Lista tríplice para chefe de Polícia Civil
Propõe-se que o chefe de Polícia Civil seja nomeado pelo governador, escolhidos em lista tríplice formada pelo voto direto.
segunda-feira, 1 de dezembro de 2025
Atualizado às 16:43
Notas introdutórias
A insegurança pública cresce vertiginosamente no Brasil, alimentada por políticas frágeis, discursos populistas e gestões descompromissadas com a essência da justiça. Enquanto parlamentares e falsos especialistas disputam holofotes digitais, o povo padece, refém de uma violência que se alastra como chaga incurável.
Entre propostas vazias e legislações simbólicas, reaparecem projetos antigos, ressuscitados apenas para atender ao clamor midiático - como o aumento de penas para falsificação de bebidas, tragédia recente que ceifou vidas inocentes. Mas a verdade é que não basta inflar o CP com novas figuras típicas e majorantes de ocasião. É preciso algo mais profundo: reformar a estrutura e o conceito da política de segurança pública e das instituições policiais investigativas.
Já defendemos, em outros escritos, a mudança topográfica da Polícia Civil e da Polícia Federal na Constituição Federal, deslocando-as do Capítulo da Segurança Pública (art. 144) para o Título das Funções Essenciais à Justiça, ao lado do Ministério Público e da Defensoria Pública. Essa alteração traria autonomia administrativa, funcional e orçamentária, rompendo com o desgarramento institucional e libertando as Polícias Investigativas da dependência política do Poder Executivo, verdadeira algema republicana que cerceia o livre exercício da persecução penal.

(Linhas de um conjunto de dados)
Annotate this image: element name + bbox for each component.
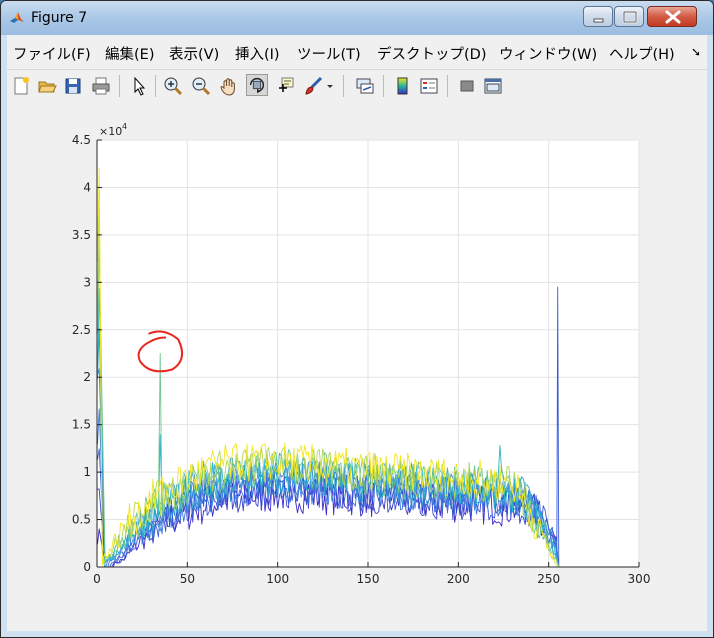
client-area: ファイル(F) 編集(E) 表示(V) 挿入(I) ツール(T) デスクトップ(… [7,35,707,631]
menu-file[interactable]: ファイル(F) [13,43,91,64]
hide-plot-tools-icon[interactable] [457,76,477,96]
menu-tools[interactable]: ツール(T) [297,43,361,64]
open-file-icon[interactable] [37,76,57,96]
y-tick-label: 2.5 [72,323,91,337]
link-plot-icon[interactable] [355,76,375,96]
y-tick-label: 3.5 [72,228,91,242]
minimize-button[interactable] [583,6,613,27]
x-tick-label: 50 [180,572,195,586]
line-chart[interactable]: 0 50 100 150 200 250 300 0 0.5 1 1.5 2 2.5 3 3.5 4 4.5 ×1… [7,102,707,631]
data-cursor-icon[interactable] [275,76,295,96]
toolbar-separator [155,75,156,97]
y-tick-label: 1.5 [72,418,91,432]
menu-insert[interactable]: 挿入(I) [235,43,280,64]
menu-help[interactable]: ヘルプ(H) [609,43,675,64]
y-tick-label: 1 [83,465,91,479]
y-tick-label: 0 [83,560,91,574]
zoom-in-icon[interactable] [163,76,183,96]
close-icon [665,10,681,24]
y-exponent-label: ×10 [99,125,122,138]
figure-window: Figure 7 ファイル(F) 編集(E) 表示(V) 挿入(I) ツール(T… [0,0,714,638]
matlab-logo-icon [10,12,24,23]
close-button[interactable] [647,6,697,27]
y-tick-label: 4 [83,180,91,194]
pointer-icon[interactable] [129,76,149,96]
x-tick-label: 200 [447,572,470,586]
maximize-button[interactable] [614,6,644,27]
menu-bar: ファイル(F) 編集(E) 表示(V) 挿入(I) ツール(T) デスクトップ(… [7,37,707,65]
menu-window[interactable]: ウィンドウ(W) [499,43,597,64]
figure-canvas[interactable]: 0 50 100 150 200 250 300 0 0.5 1 1.5 2 2.5 3 3.5 4 4.5 ×1… [7,102,707,631]
menu-edit[interactable]: 編集(E) [105,43,154,64]
colorbar-icon[interactable] [393,76,413,96]
menu-desktop[interactable]: デスクトップ(D) [377,43,486,64]
brush-icon[interactable] [303,76,323,96]
maximize-icon [622,10,638,24]
x-tick-label: 0 [93,572,101,586]
x-tick-label: 250 [537,572,560,586]
zoom-out-icon[interactable] [191,76,211,96]
menu-view[interactable]: 表示(V) [169,43,219,64]
toolbar [7,69,707,103]
title-bar[interactable]: Figure 7 [1,1,713,35]
y-tick-label: 0.5 [72,513,91,527]
y-exponent-power: 4 [122,122,127,131]
rotate-3d-icon[interactable] [246,74,268,96]
y-tick-label: 3 [83,275,91,289]
legend-icon[interactable] [419,76,439,96]
y-tick-label: 4.5 [72,133,91,147]
pan-hand-icon[interactable] [219,76,239,96]
minimize-icon [593,18,604,23]
menu-overflow-icon[interactable]: ➘ [691,45,701,59]
x-tick-label: 100 [266,572,289,586]
chevron-down-icon[interactable] [325,76,335,96]
print-icon[interactable] [91,76,111,96]
toolbar-separator [119,75,120,97]
save-icon[interactable] [63,76,83,96]
toolbar-separator [383,75,384,97]
toolbar-separator [343,75,344,97]
x-tick-label: 300 [628,572,651,586]
show-plot-tools-icon[interactable] [483,76,503,96]
x-tick-label: 150 [357,572,380,586]
new-figure-icon[interactable] [11,76,31,96]
toolbar-separator [447,75,448,97]
window-title: Figure 7 [31,10,88,26]
y-tick-label: 2 [83,370,91,384]
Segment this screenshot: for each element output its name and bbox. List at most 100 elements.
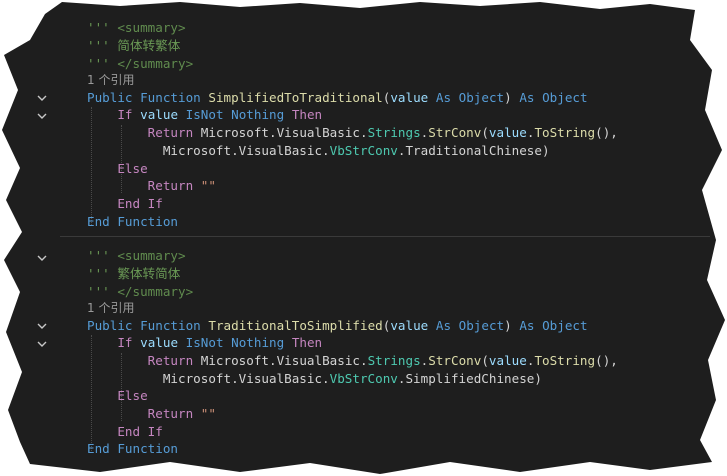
- type-name: Object: [458, 90, 505, 105]
- call-tail: (),: [595, 125, 618, 140]
- if-statement-line[interactable]: If value IsNot Nothing Then: [87, 334, 322, 352]
- keyword-function: Function: [140, 318, 201, 333]
- keyword-nothing: Nothing: [231, 335, 285, 350]
- return-type: Object: [542, 318, 588, 333]
- comment-text: 简体转繁体: [117, 38, 181, 53]
- keyword-as: As: [519, 90, 535, 105]
- keyword-end-if: End If: [117, 424, 163, 439]
- identifier: value: [140, 107, 179, 122]
- comment-prefix: ''': [87, 284, 118, 299]
- comment-prefix: ''': [87, 248, 118, 263]
- doc-comment-line[interactable]: ''' <summary>: [87, 247, 186, 265]
- parameter-name: value: [390, 90, 429, 105]
- chevron-down-icon[interactable]: [35, 319, 49, 333]
- enum-member: .TraditionalChinese): [397, 143, 550, 158]
- keyword-return: Return: [147, 125, 194, 140]
- xml-tag: </summary>: [117, 284, 194, 299]
- identifier: value: [140, 335, 179, 350]
- string-literal: "": [200, 178, 216, 193]
- enum-member: .SimplifiedChinese): [397, 371, 542, 386]
- end-function-line[interactable]: End Function: [87, 440, 178, 458]
- else-line[interactable]: Else: [87, 160, 148, 178]
- return-type: Object: [542, 90, 588, 105]
- keyword-else: Else: [117, 161, 148, 176]
- parameter-name: value: [390, 318, 429, 333]
- type-name: Object: [458, 318, 505, 333]
- keyword-isnot: IsNot: [185, 107, 224, 122]
- return-statement-line[interactable]: Return "": [87, 405, 216, 423]
- keyword-then: Then: [291, 335, 323, 350]
- open-paren: (: [481, 353, 489, 368]
- keyword-end-if: End If: [117, 196, 163, 211]
- continuation-line[interactable]: Microsoft.VisualBasic.VbStrConv.Traditio…: [87, 142, 550, 160]
- codelens-references[interactable]: 1 个引用: [87, 299, 134, 317]
- comment-prefix: ''': [87, 56, 118, 71]
- keyword-as: As: [519, 318, 535, 333]
- enum-name: VbStrConv: [329, 371, 398, 386]
- method-separator: [60, 236, 710, 237]
- open-paren: (: [481, 125, 489, 140]
- keyword-public: Public: [87, 318, 133, 333]
- return-statement-line[interactable]: Return "": [87, 177, 216, 195]
- doc-comment-line[interactable]: ''' <summary>: [87, 19, 186, 37]
- return-statement-line[interactable]: Return Microsoft.VisualBasic.Strings.Str…: [87, 124, 618, 142]
- doc-comment-line[interactable]: ''' 繁体转简体: [87, 265, 180, 283]
- end-if-line[interactable]: End If: [87, 195, 163, 213]
- close-paren: ): [504, 90, 512, 105]
- end-function-line[interactable]: End Function: [87, 213, 178, 231]
- call-tail: (),: [595, 353, 618, 368]
- xml-tag: </summary>: [117, 56, 194, 71]
- keyword-then: Then: [291, 107, 323, 122]
- argument: value: [488, 353, 527, 368]
- comment-text: 繁体转简体: [117, 266, 181, 281]
- keyword-return: Return: [147, 406, 194, 421]
- keyword-return: Return: [147, 178, 194, 193]
- keyword-return: Return: [147, 353, 194, 368]
- keyword-end-function: End Function: [87, 214, 178, 229]
- chevron-down-icon[interactable]: [35, 337, 49, 351]
- function-name: TraditionalToSimplified: [208, 318, 383, 333]
- keyword-if: If: [117, 335, 133, 350]
- namespace: Microsoft.VisualBasic.: [200, 125, 368, 140]
- comment-prefix: ''': [87, 20, 118, 35]
- xml-tag: <summary>: [117, 248, 186, 263]
- keyword-if: If: [117, 107, 133, 122]
- xml-tag: <summary>: [117, 20, 186, 35]
- function-name: SimplifiedToTraditional: [208, 90, 383, 105]
- namespace: Microsoft.VisualBasic.: [162, 371, 330, 386]
- argument: value: [488, 125, 527, 140]
- if-statement-line[interactable]: If value IsNot Nothing Then: [87, 106, 322, 124]
- chevron-down-icon[interactable]: [35, 109, 49, 123]
- namespace: Microsoft.VisualBasic.: [200, 353, 368, 368]
- method-call: StrConv: [428, 353, 482, 368]
- method-call: ToString: [534, 125, 596, 140]
- keyword-else: Else: [117, 388, 148, 403]
- else-line[interactable]: Else: [87, 387, 148, 405]
- keyword-as: As: [435, 318, 452, 333]
- chevron-down-icon[interactable]: [35, 91, 49, 105]
- class-name: Strings: [367, 353, 421, 368]
- close-paren: ): [504, 318, 512, 333]
- keyword-nothing: Nothing: [231, 107, 285, 122]
- method-call: StrConv: [428, 125, 482, 140]
- keyword-isnot: IsNot: [185, 335, 224, 350]
- chevron-down-icon[interactable]: [35, 251, 49, 265]
- end-if-line[interactable]: End If: [87, 423, 163, 441]
- string-literal: "": [200, 406, 216, 421]
- codelens-references[interactable]: 1 个引用: [87, 71, 134, 89]
- keyword-end-function: End Function: [87, 441, 178, 456]
- function-signature-line[interactable]: Public Function TraditionalToSimplified(…: [87, 317, 588, 335]
- class-name: Strings: [367, 125, 421, 140]
- return-statement-line[interactable]: Return Microsoft.VisualBasic.Strings.Str…: [87, 352, 618, 370]
- namespace: Microsoft.VisualBasic.: [162, 143, 330, 158]
- keyword-function: Function: [140, 90, 201, 105]
- comment-prefix: ''': [87, 38, 118, 53]
- function-signature-line[interactable]: Public Function SimplifiedToTraditional(…: [87, 89, 588, 107]
- keyword-as: As: [435, 90, 452, 105]
- method-call: ToString: [534, 353, 596, 368]
- doc-comment-line[interactable]: ''' 简体转繁体: [87, 37, 180, 55]
- enum-name: VbStrConv: [329, 143, 398, 158]
- continuation-line[interactable]: Microsoft.VisualBasic.VbStrConv.Simplifi…: [87, 370, 542, 388]
- code-editor[interactable]: ''' <summary> ''' 简体转繁体 ''' </summary> 1…: [0, 0, 727, 476]
- comment-prefix: ''': [87, 266, 118, 281]
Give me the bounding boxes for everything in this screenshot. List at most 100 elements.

* **Lista de exercícios**
**A.** Transcreva sem alterações o trecho dos registros que começa na linha que contém "client-area: ファイル(F) 編集(E)" e termina na linha que contém "minimize-button[interactable] [583,6,613,27]", incluindo essas duas linhas.
**B.** Retome o texto sobre a lista tríplice para chefe de Polícia Civil a partir do ponto em que ele para.
O texto e os registros são materiais independentes entre si.

* **Resultados das tarefas**
**A.**
client-area: ファイル(F) 編集(E) 表示(V) 挿入(I) ツール(T) デスクトップ(… [7,35,707,631]
menu-file[interactable]: ファイル(F) [13,43,91,64]
hide-plot-tools-icon[interactable] [457,76,477,96]
menu-tools[interactable]: ツール(T) [297,43,361,64]
open-file-icon[interactable] [37,76,57,96]
y-tick-label: 2.5 [72,323,91,337]
link-plot-icon[interactable] [355,76,375,96]
y-tick-label: 3.5 [72,228,91,242]
minimize-button[interactable] [583,6,613,27]

**B.**
Nesse contexto, propõe-se que o chefe de Polícia Civil seja nomeado pelo governador do Estado dentre membros do último grau da carreira, maiores de 35 anos, escolhidos em lista tríplice formada pelo voto direto, secreto, plurinominal e obrigatório dos delegados de Polícia, para mandato de dois anos, com recondução por igual período.
A eleição da lista tríplice seria regulamentada pelo Conselho Superior da Polícia Civil, nos últimos dez dias do mês de março dos anos pares, vedado o voto por procuração. Caso o Governador não efetive a nomeação no prazo de quinze dias, assumirá automaticamente o mais votado. A exoneração do chefe de Polícia, antes do término do mandato, dependerá de votação aberta e maioria absoluta dos deputados estaduais, assegurando estabilidade institucional e equilíbrio entre os poderes.
Essa é uma proposta de renascimento republicano da Polícia Judiciária, que deve servir à Justiça e não ao capricho do governante de ocasião.
Vantagens da formação de lista tríplice
A formação de lista tríplice é, antes de tudo, uma manifestação de democracia interna e maturidade institucional. Quando o chefe da Polícia Civil é escolhido por seus pares, há legitimidade e representatividade funcional, o que afasta o espectro da nomeação meramente política, pautada por conveniências partidárias.
A escolha exclusiva pelo Governador - prática atual - cria uma relação de subserviência, transformando o chefe de Polícia em extensão do gabinete político, vulnerável a pressões e barganhas, especialmente em investigações que possam incomodar o poder.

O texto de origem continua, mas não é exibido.